(Data entries)
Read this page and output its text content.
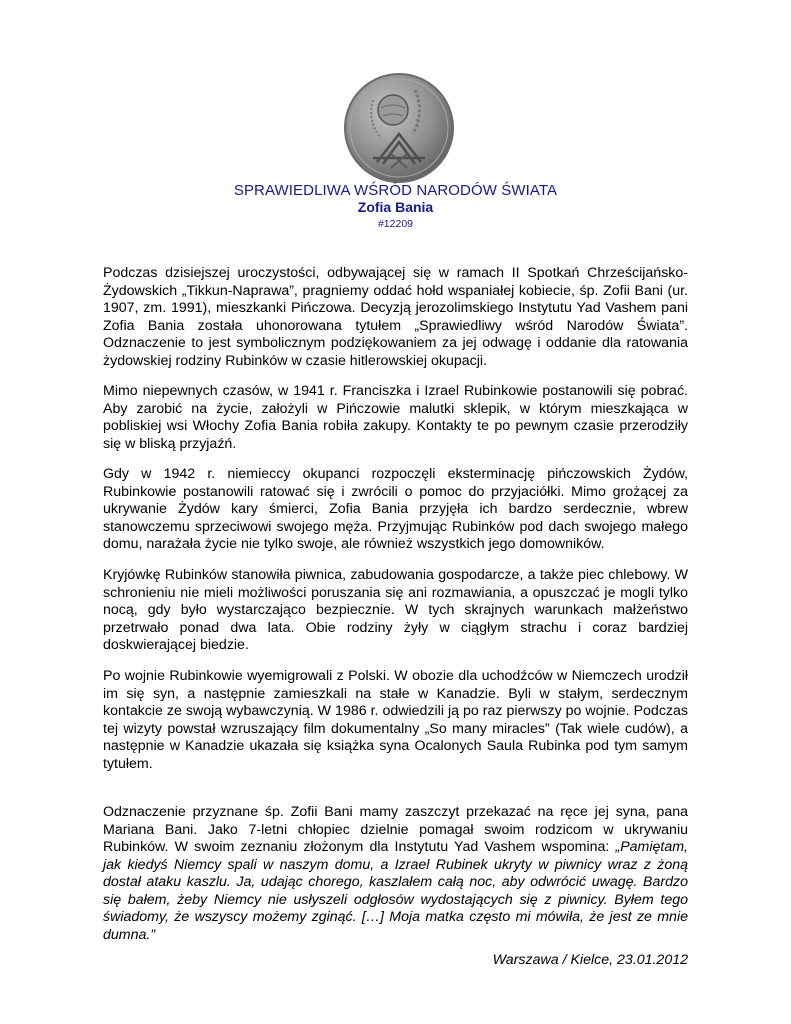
SPRAWIEDLIWA WŚRÓD NARODÓW ŚWIATA
Zofia Bania
#12209

Podczas dzisiejszej uroczystości, odbywającej się w ramach II Spotkań Chrześcijańsko-Żydowskich „Tikkun-Naprawa”, pragniemy oddać hołd wspaniałej kobiecie, śp. Zofii Bani (ur. 1907, zm. 1991), mieszkanki Pińczowa. Decyzją jerozolimskiego Instytutu Yad Vashem pani Zofia Bania została uhonorowana tytułem „Sprawiedliwy wśród Narodów Świata”. Odznaczenie to jest symbolicznym podziękowaniem za jej odwagę i oddanie dla ratowania żydowskiej rodziny Rubinków w czasie hitlerowskiej okupacji.

Mimo niepewnych czasów, w 1941 r. Franciszka i Izrael Rubinkowie postanowili się pobrać. Aby zarobić na życie, założyli w Pińczowie malutki sklepik, w którym mieszkająca w pobliskiej wsi Włochy Zofia Bania robiła zakupy. Kontakty te po pewnym czasie przerodziły się w bliską przyjaźń.

Gdy w 1942 r. niemieccy okupanci rozpoczęli eksterminację pińczowskich Żydów, Rubinkowie postanowili ratować się i zwrócili o pomoc do przyjaciółki. Mimo grożącej za ukrywanie Żydów kary śmierci, Zofia Bania przyjęła ich bardzo serdecznie, wbrew stanowczemu sprzeciwowi swojego męża. Przyjmując Rubinków pod dach swojego małego domu, narażała życie nie tylko swoje, ale również wszystkich jego domowników.

Kryjówkę Rubinków stanowiła piwnica, zabudowania gospodarcze, a także piec chlebowy. W schronieniu nie mieli możliwości poruszania się ani rozmawiania, a opuszczać je mogli tylko nocą, gdy było wystarczająco bezpiecznie. W tych skrajnych warunkach małżeństwo przetrwało ponad dwa lata. Obie rodziny żyły w ciągłym strachu i coraz bardziej doskwierającej biedzie.

Po wojnie Rubinkowie wyemigrowali z Polski. W obozie dla uchodźców w Niemczech urodził im się syn, a następnie zamieszkali na stałe w Kanadzie. Byli w stałym, serdecznym kontakcie ze swoją wybawczynią. W 1986 r. odwiedzili ją po raz pierwszy po wojnie. Podczas tej wizyty powstał wzruszający film dokumentalny „So many miracles” (Tak wiele cudów), a następnie w Kanadzie ukazała się książka syna Ocalonych Saula Rubinka pod tym samym tytułem.

Odznaczenie przyznane śp. Zofii Bani mamy zaszczyt przekazać na ręce jej syna, pana Mariana Bani. Jako 7-letni chłopiec dzielnie pomagał swoim rodzicom w ukrywaniu Rubinków. W swoim zeznaniu złożonym dla Instytutu Yad Vashem wspomina: „Pamiętam, jak kiedyś Niemcy spali w naszym domu, a Izrael Rubinek ukryty w piwnicy wraz z żoną dostał ataku kaszlu. Ja, udając chorego, kaszlałem całą noc, aby odwrócić uwagę. Bardzo się bałem, żeby Niemcy nie usłyszeli odgłosów wydostających się z piwnicy. Byłem tego świadomy, że wszyscy możemy zginąć. […] Moja matka często mi mówiła, że jest ze mnie dumna.”

Warszawa / Kielce, 23.01.2012
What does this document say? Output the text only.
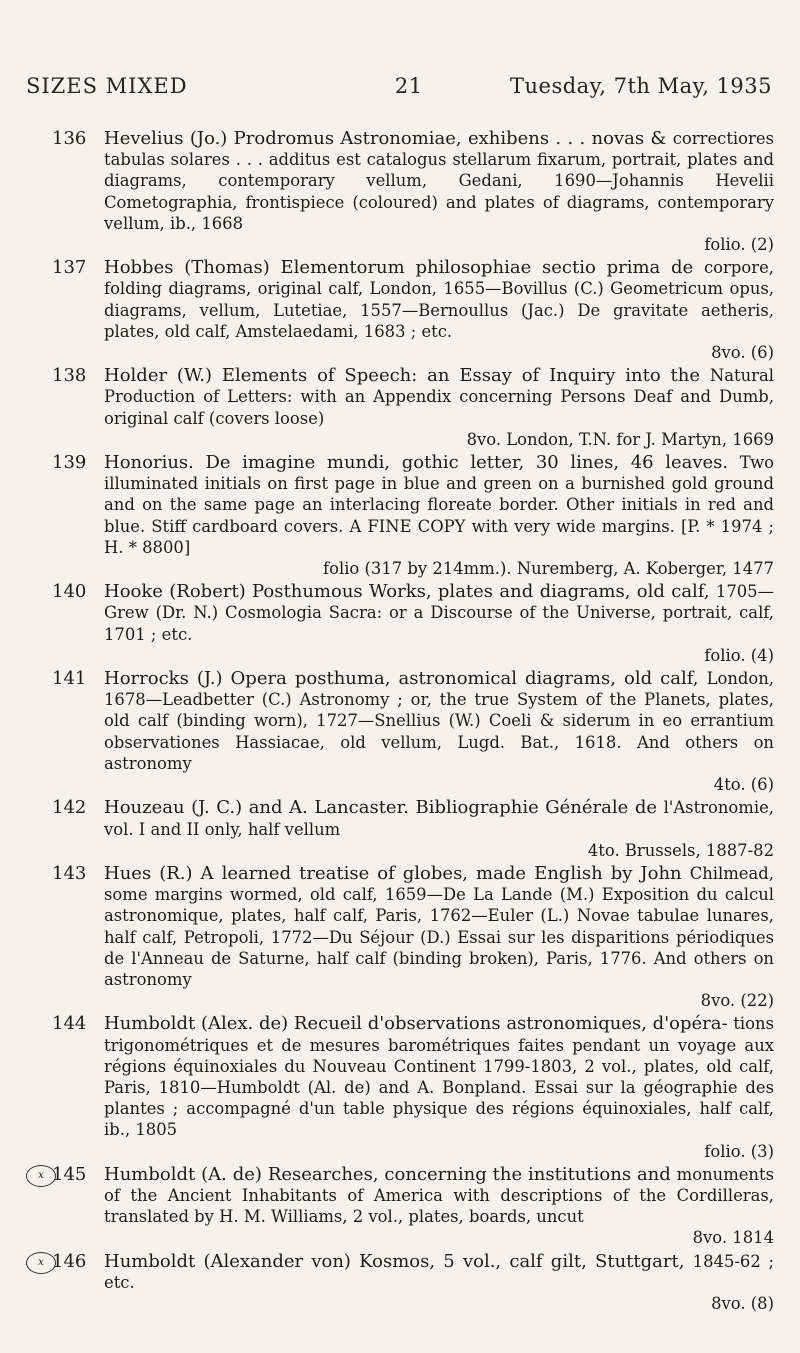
SIZES MIXED	21	Tuesday, 7th May, 1935
136 Hevelius (Jo.) Prodromus Astronomiae, exhibens . . . novas & correctiores tabulas solares . . . additus est catalogus stellarum fixarum, portrait, plates and diagrams, contemporary vellum, Gedani, 1690—Johannis Hevelii Cometographia, frontispiece (coloured) and plates of diagrams, contemporary vellum, ib., 1668
folio. (2)
137 Hobbes (Thomas) Elementorum philosophiae sectio prima de corpore, folding diagrams, original calf, London, 1655—Bovillus (C.) Geometricum opus, diagrams, vellum, Lutetiae, 1557—Bernoullus (Jac.) De gravitate aetheris, plates, old calf, Amstelaedami, 1683 ; etc.
8vo. (6)
138 Holder (W.) Elements of Speech: an Essay of Inquiry into the Natural Production of Letters: with an Appendix concerning Persons Deaf and Dumb, original calf (covers loose)
8vo. London, T.N. for J. Martyn, 1669
139 Honorius. De imagine mundi, gothic letter, 30 lines, 46 leaves. Two illuminated initials on first page in blue and green on a burnished gold ground and on the same page an interlacing floreate border. Other initials in red and blue. Stiff cardboard covers. A FINE COPY with very wide margins. [P. * 1974 ; H. * 8800]
folio (317 by 214mm.). Nuremberg, A. Koberger, 1477
140 Hooke (Robert) Posthumous Works, plates and diagrams, old calf, 1705—Grew (Dr. N.) Cosmologia Sacra: or a Discourse of the Universe, portrait, calf, 1701 ; etc.
folio. (4)
141 Horrocks (J.) Opera posthuma, astronomical diagrams, old calf, London, 1678—Leadbetter (C.) Astronomy ; or, the true System of the Planets, plates, old calf (binding worn), 1727—Snellius (W.) Coeli & siderum in eo errantium observationes Hassiacae, old vellum, Lugd. Bat., 1618. And others on astronomy
4to. (6)
142 Houzeau (J. C.) and A. Lancaster. Bibliographie Générale de l'Astronomie, vol. I and II only, half vellum
4to. Brussels, 1887-82
143 Hues (R.) A learned treatise of globes, made English by John Chilmead, some margins wormed, old calf, 1659—De La Lande (M.) Exposition du calcul astronomique, plates, half calf, Paris, 1762—Euler (L.) Novae tabulae lunares, half calf, Petropoli, 1772—Du Séjour (D.) Essai sur les disparitions périodiques de l'Anneau de Saturne, half calf (binding broken), Paris, 1776. And others on astronomy
8vo. (22)
144 Humboldt (Alex. de) Recueil d'observations astronomiques, d'opéra- tions trigonométriques et de mesures barométriques faites pendant un voyage aux régions équinoxiales du Nouveau Continent 1799-1803, 2 vol., plates, old calf, Paris, 1810—Humboldt (Al. de) and A. Bonpland. Essai sur la géographie des plantes ; accompagné d'un table physique des régions équinoxiales, half calf, ib., 1805
folio. (3)
x 145 Humboldt (A. de) Researches, concerning the institutions and monuments of the Ancient Inhabitants of America with descriptions of the Cordilleras, translated by H. M. Williams, 2 vol., plates, boards, uncut
8vo. 1814
x 146 Humboldt (Alexander von) Kosmos, 5 vol., calf gilt, Stuttgart, 1845-62 ; etc.
8vo. (8)
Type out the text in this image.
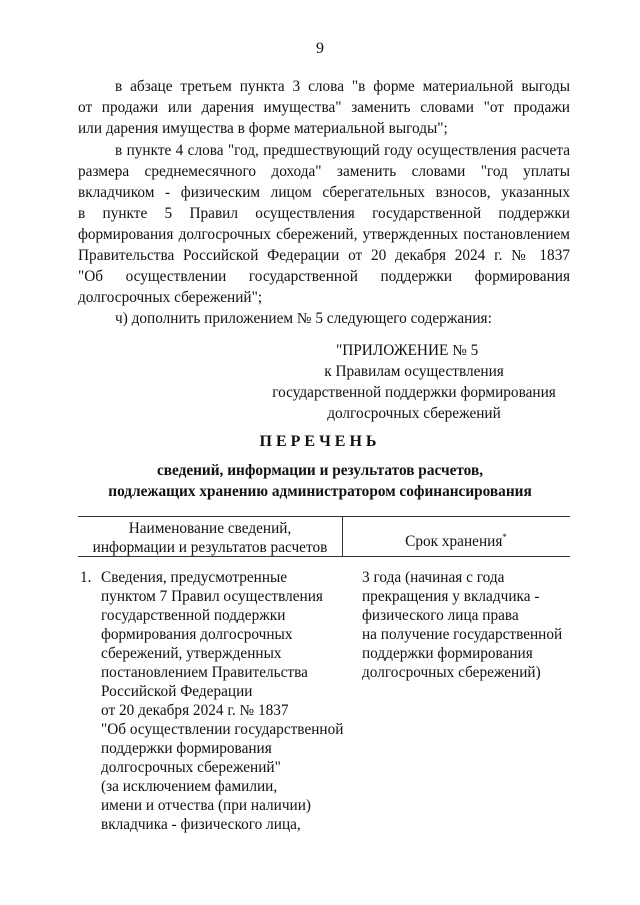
9
в абзаце третьем пункта 3 слова "в форме материальной выгоды
от продажи или дарения имущества" заменить словами "от продажи
или дарения имущества в форме материальной выгоды";
в пункте 4 слова "год, предшествующий году осуществления расчета
размера среднемесячного дохода" заменить словами "год уплаты
вкладчиком - физическим лицом сберегательных взносов, указанных
в пункте 5 Правил осуществления государственной поддержки
формирования долгосрочных сбережений, утвержденных постановлением
Правительства Российской Федерации от 20 декабря 2024 г. № 1837
"Об осуществлении государственной поддержки формирования
долгосрочных сбережений";
ч) дополнить приложением № 5 следующего содержания:
"ПРИЛОЖЕНИЕ № 5
к Правилам осуществления
государственной поддержки формирования
долгосрочных сбережений
ПЕРЕЧЕНЬ
сведений, информации и результатов расчетов,
подлежащих хранению администратором софинансирования
Наименование сведений,
информации и результатов расчетов	Срок хранения*
1. Сведения, предусмотренные
пунктом 7 Правил осуществления
государственной поддержки
формирования долгосрочных
сбережений, утвержденных
постановлением Правительства
Российской Федерации
от 20 декабря 2024 г. № 1837
"Об осуществлении государственной
поддержки формирования
долгосрочных сбережений"
(за исключением фамилии,
имени и отчества (при наличии)
вкладчика - физического лица,
3 года (начиная с года
прекращения у вкладчика -
физического лица права
на получение государственной
поддержки формирования
долгосрочных сбережений)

**Directive**: Print each line of the material above exactly, with the pictures removed from your copy.

**Solved problem**:
Read this page and output its text content.
SPRAWIEDLIWA WŚRÓD NARODÓW ŚWIATA
Zofia Bania
#12209

Podczas dzisiejszej uroczystości, odbywającej się w ramach II Spotkań Chrześcijańsko-Żydowskich „Tikkun-Naprawa”, pragniemy oddać hołd wspaniałej kobiecie, śp. Zofii Bani (ur. 1907, zm. 1991), mieszkanki Pińczowa. Decyzją jerozolimskiego Instytutu Yad Vashem pani Zofia Bania została uhonorowana tytułem „Sprawiedliwy wśród Narodów Świata”. Odznaczenie to jest symbolicznym podziękowaniem za jej odwagę i oddanie dla ratowania żydowskiej rodziny Rubinków w czasie hitlerowskiej okupacji.

Mimo niepewnych czasów, w 1941 r. Franciszka i Izrael Rubinkowie postanowili się pobrać. Aby zarobić na życie, założyli w Pińczowie malutki sklepik, w którym mieszkająca w pobliskiej wsi Włochy Zofia Bania robiła zakupy. Kontakty te po pewnym czasie przerodziły się w bliską przyjaźń.

Gdy w 1942 r. niemieccy okupanci rozpoczęli eksterminację pińczowskich Żydów, Rubinkowie postanowili ratować się i zwrócili o pomoc do przyjaciółki. Mimo grożącej za ukrywanie Żydów kary śmierci, Zofia Bania przyjęła ich bardzo serdecznie, wbrew stanowczemu sprzeciwowi swojego męża. Przyjmując Rubinków pod dach swojego małego domu, narażała życie nie tylko swoje, ale również wszystkich jego domowników.

Kryjówkę Rubinków stanowiła piwnica, zabudowania gospodarcze, a także piec chlebowy. W schronieniu nie mieli możliwości poruszania się ani rozmawiania, a opuszczać je mogli tylko nocą, gdy było wystarczająco bezpiecznie. W tych skrajnych warunkach małżeństwo przetrwało ponad dwa lata. Obie rodziny żyły w ciągłym strachu i coraz bardziej doskwierającej biedzie.

Po wojnie Rubinkowie wyemigrowali z Polski. W obozie dla uchodźców w Niemczech urodził im się syn, a następnie zamieszkali na stałe w Kanadzie. Byli w stałym, serdecznym kontakcie ze swoją wybawczynią. W 1986 r. odwiedzili ją po raz pierwszy po wojnie. Podczas tej wizyty powstał wzruszający film dokumentalny „So many miracles” (Tak wiele cudów), a następnie w Kanadzie ukazała się książka syna Ocalonych Saula Rubinka pod tym samym tytułem.

Odznaczenie przyznane śp. Zofii Bani mamy zaszczyt przekazać na ręce jej syna, pana Mariana Bani. Jako 7-letni chłopiec dzielnie pomagał swoim rodzicom w ukrywaniu Rubinków. W swoim zeznaniu złożonym dla Instytutu Yad Vashem wspomina: „Pamiętam, jak kiedyś Niemcy spali w naszym domu, a Izrael Rubinek ukryty w piwnicy wraz z żoną dostał ataku kaszlu. Ja, udając chorego, kaszlałem całą noc, aby odwrócić uwagę. Bardzo się bałem, żeby Niemcy nie usłyszeli odgłosów wydostających się z piwnicy. Byłem tego świadomy, że wszyscy możemy zginąć. […] Moja matka często mi mówiła, że jest ze mnie dumna.”

Warszawa / Kielce, 23.01.2012
What does this document say? Output the text only.
SIZES MIXED	21	Tuesday, 7th May, 1935
136 Hevelius (Jo.) Prodromus Astronomiae, exhibens . . . novas & correctiores tabulas solares . . . additus est catalogus stellarum fixarum, portrait, plates and diagrams, contemporary vellum, Gedani, 1690—Johannis Hevelii Cometographia, frontispiece (coloured) and plates of diagrams, contemporary vellum, ib., 1668
folio. (2)
137 Hobbes (Thomas) Elementorum philosophiae sectio prima de corpore, folding diagrams, original calf, London, 1655—Bovillus (C.) Geometricum opus, diagrams, vellum, Lutetiae, 1557—Bernoullus (Jac.) De gravitate aetheris, plates, old calf, Amstelaedami, 1683 ; etc.
8vo. (6)
138 Holder (W.) Elements of Speech: an Essay of Inquiry into the Natural Production of Letters: with an Appendix concerning Persons Deaf and Dumb, original calf (covers loose)
8vo. London, T.N. for J. Martyn, 1669
139 Honorius. De imagine mundi, gothic letter, 30 lines, 46 leaves. Two illuminated initials on first page in blue and green on a burnished gold ground and on the same page an interlacing floreate border. Other initials in red and blue. Stiff cardboard covers. A FINE COPY with very wide margins. [P. * 1974 ; H. * 8800]
folio (317 by 214mm.). Nuremberg, A. Koberger, 1477
140 Hooke (Robert) Posthumous Works, plates and diagrams, old calf, 1705—Grew (Dr. N.) Cosmologia Sacra: or a Discourse of the Universe, portrait, calf, 1701 ; etc.
folio. (4)
141 Horrocks (J.) Opera posthuma, astronomical diagrams, old calf, London, 1678—Leadbetter (C.) Astronomy ; or, the true System of the Planets, plates, old calf (binding worn), 1727—Snellius (W.) Coeli & siderum in eo errantium observationes Hassiacae, old vellum, Lugd. Bat., 1618. And others on astronomy
4to. (6)
142 Houzeau (J. C.) and A. Lancaster. Bibliographie Générale de l'Astronomie, vol. I and II only, half vellum
4to. Brussels, 1887-82
143 Hues (R.) A learned treatise of globes, made English by John Chilmead, some margins wormed, old calf, 1659—De La Lande (M.) Exposition du calcul astronomique, plates, half calf, Paris, 1762—Euler (L.) Novae tabulae lunares, half calf, Petropoli, 1772—Du Séjour (D.) Essai sur les disparitions périodiques de l'Anneau de Saturne, half calf (binding broken), Paris, 1776. And others on astronomy
8vo. (22)
144 Humboldt (Alex. de) Recueil d'observations astronomiques, d'opéra- tions trigonométriques et de mesures barométriques faites pendant un voyage aux régions équinoxiales du Nouveau Continent 1799-1803, 2 vol., plates, old calf, Paris, 1810—Humboldt (Al. de) and A. Bonpland. Essai sur la géographie des plantes ; accompagné d'un table physique des régions équinoxiales, half calf, ib., 1805
folio. (3)
x 145 Humboldt (A. de) Researches, concerning the institutions and monuments of the Ancient Inhabitants of America with descriptions of the Cordilleras, translated by H. M. Williams, 2 vol., plates, boards, uncut
8vo. 1814
x 146 Humboldt (Alexander von) Kosmos, 5 vol., calf gilt, Stuttgart, 1845-62 ; etc.
8vo. (8)
Type out the text in this image.
9
в абзаце третьем пункта 3 слова "в форме материальной выгоды
от продажи или дарения имущества" заменить словами "от продажи
или дарения имущества в форме материальной выгоды";
в пункте 4 слова "год, предшествующий году осуществления расчета
размера среднемесячного дохода" заменить словами "год уплаты
вкладчиком - физическим лицом сберегательных взносов, указанных
в пункте 5 Правил осуществления государственной поддержки
формирования долгосрочных сбережений, утвержденных постановлением
Правительства Российской Федерации от 20 декабря 2024 г. № 1837
"Об осуществлении государственной поддержки формирования
долгосрочных сбережений";
ч) дополнить приложением № 5 следующего содержания:
"ПРИЛОЖЕНИЕ № 5
к Правилам осуществления
государственной поддержки формирования
долгосрочных сбережений
ПЕРЕЧЕНЬ
сведений, информации и результатов расчетов,
подлежащих хранению администратором софинансирования
Наименование сведений,
информации и результатов расчетов	Срок хранения*
1. Сведения, предусмотренные
пунктом 7 Правил осуществления
государственной поддержки
формирования долгосрочных
сбережений, утвержденных
постановлением Правительства
Российской Федерации
от 20 декабря 2024 г. № 1837
"Об осуществлении государственной
поддержки формирования
долгосрочных сбережений"
(за исключением фамилии,
имени и отчества (при наличии)
вкладчика - физического лица,
3 года (начиная с года
прекращения у вкладчика -
физического лица права
на получение государственной
поддержки формирования
долгосрочных сбережений)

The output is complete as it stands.